◆ AIM OF THE TASK ◆
Reproduce all entries precisely as they are written.

(Entries with figure data)
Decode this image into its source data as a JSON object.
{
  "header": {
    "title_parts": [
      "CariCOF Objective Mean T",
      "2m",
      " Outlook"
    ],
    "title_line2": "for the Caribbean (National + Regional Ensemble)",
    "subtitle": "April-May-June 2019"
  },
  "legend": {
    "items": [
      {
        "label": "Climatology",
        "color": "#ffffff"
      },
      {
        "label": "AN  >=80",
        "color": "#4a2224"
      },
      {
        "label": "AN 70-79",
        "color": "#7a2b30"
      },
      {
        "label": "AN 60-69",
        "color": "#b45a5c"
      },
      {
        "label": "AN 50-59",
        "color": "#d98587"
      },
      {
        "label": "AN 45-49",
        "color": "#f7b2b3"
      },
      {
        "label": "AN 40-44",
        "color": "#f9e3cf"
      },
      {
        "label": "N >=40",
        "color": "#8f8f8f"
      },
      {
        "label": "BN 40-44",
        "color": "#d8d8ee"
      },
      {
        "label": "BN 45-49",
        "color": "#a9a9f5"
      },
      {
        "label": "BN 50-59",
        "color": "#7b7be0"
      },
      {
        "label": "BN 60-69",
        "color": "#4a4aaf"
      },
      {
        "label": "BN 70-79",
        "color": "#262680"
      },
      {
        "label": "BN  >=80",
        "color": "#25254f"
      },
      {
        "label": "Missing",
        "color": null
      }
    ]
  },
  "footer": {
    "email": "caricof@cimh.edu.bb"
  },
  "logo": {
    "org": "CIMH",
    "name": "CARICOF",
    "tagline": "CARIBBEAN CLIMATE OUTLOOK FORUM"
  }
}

◆ ANSWER FOR THE TASK ◆
Decode this image into its source data as a JSON object.
{
  "header": {
    "title_parts": [
      "CariCOF Objective Mean T",
      "2m",
      " Outlook"
    ],
    "title_line2": "for the Caribbean (National + Regional Ensemble)",
    "subtitle": "April-May-June 2019"
  },
  "legend": {
    "items": [
      {
        "label": "Climatology",
        "color": "#ffffff"
      },
      {
        "label": "AN  >=80",
        "color": "#4a2224"
      },
      {
        "label": "AN 70-79",
        "color": "#7a2b30"
      },
      {
        "label": "AN 60-69",
        "color": "#b45a5c"
      },
      {
        "label": "AN 50-59",
        "color": "#d98587"
      },
      {
        "label": "AN 45-49",
        "color": "#f7b2b3"
      },
      {
        "label": "AN 40-44",
        "color": "#f9e3cf"
      },
      {
        "label": "N >=40",
        "color": "#8f8f8f"
      },
      {
        "label": "BN 40-44",
        "color": "#d8d8ee"
      },
      {
        "label": "BN 45-49",
        "color": "#a9a9f5"
      },
      {
        "label": "BN 50-59",
        "color": "#7b7be0"
      },
      {
        "label": "BN 60-69",
        "color": "#4a4aaf"
      },
      {
        "label": "BN 70-79",
        "color": "#262680"
      },
      {
        "label": "BN  >=80",
        "color": "#25254f"
      },
      {
        "label": "Missing",
        "color": null
      }
    ]
  },
  "footer": {
    "email": "caricof@cimh.edu.bb"
  },
  "logo": {
    "org": "CIMH",
    "name": "CARICOF",
    "tagline": "CARIBBEAN CLIMATE OUTLOOK FORUM"
  }
}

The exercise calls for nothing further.